• To do:
Count how many lines of the data below contain the string "recognized"; the reply should be that number alone.

• Data provided:
((

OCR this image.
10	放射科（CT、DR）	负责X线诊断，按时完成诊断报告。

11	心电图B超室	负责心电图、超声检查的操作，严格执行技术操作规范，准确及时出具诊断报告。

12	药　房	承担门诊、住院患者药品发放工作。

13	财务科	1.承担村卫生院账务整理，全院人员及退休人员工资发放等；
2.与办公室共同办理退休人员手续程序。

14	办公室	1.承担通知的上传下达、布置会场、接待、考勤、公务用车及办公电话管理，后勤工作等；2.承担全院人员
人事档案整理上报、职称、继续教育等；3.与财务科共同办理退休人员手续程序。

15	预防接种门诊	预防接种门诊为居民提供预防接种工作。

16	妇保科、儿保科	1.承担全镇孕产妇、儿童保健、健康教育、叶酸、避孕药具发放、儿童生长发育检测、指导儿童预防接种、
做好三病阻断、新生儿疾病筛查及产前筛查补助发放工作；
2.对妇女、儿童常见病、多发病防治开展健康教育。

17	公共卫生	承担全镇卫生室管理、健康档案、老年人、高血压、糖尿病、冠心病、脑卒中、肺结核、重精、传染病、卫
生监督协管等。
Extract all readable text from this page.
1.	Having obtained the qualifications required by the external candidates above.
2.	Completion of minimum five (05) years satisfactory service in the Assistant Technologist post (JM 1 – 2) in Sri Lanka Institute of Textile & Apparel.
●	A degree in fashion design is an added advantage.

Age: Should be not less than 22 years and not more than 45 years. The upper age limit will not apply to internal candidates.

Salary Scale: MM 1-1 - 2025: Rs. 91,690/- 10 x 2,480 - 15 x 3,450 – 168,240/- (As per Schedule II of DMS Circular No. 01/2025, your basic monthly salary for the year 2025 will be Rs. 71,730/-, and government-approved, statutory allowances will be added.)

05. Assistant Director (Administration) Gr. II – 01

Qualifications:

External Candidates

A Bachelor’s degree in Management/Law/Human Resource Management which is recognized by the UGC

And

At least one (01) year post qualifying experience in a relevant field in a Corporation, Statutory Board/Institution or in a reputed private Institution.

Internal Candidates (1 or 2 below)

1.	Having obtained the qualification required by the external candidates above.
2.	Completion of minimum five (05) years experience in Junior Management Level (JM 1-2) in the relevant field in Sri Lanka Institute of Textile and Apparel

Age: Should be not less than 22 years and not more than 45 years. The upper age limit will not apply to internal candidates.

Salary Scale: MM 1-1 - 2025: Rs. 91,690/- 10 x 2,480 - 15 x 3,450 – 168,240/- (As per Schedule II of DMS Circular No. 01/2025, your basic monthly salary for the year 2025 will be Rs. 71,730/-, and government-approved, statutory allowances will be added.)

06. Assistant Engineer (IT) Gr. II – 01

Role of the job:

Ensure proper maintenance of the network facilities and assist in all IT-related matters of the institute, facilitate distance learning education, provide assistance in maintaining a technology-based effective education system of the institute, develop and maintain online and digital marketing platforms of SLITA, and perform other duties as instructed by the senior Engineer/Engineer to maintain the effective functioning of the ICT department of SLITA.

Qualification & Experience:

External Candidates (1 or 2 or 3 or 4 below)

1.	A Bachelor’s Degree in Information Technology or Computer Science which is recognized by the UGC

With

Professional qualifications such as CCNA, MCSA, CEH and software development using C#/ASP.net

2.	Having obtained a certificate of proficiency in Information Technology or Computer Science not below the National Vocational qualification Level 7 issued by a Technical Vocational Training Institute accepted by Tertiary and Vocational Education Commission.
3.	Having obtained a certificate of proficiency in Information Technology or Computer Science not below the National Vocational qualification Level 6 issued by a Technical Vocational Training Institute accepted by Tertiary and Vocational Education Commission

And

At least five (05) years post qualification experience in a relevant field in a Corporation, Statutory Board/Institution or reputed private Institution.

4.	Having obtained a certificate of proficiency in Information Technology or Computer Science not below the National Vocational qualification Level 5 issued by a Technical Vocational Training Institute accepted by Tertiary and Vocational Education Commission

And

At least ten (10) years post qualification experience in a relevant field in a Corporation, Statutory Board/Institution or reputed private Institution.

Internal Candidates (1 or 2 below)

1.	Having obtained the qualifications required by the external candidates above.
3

))

• The output:
2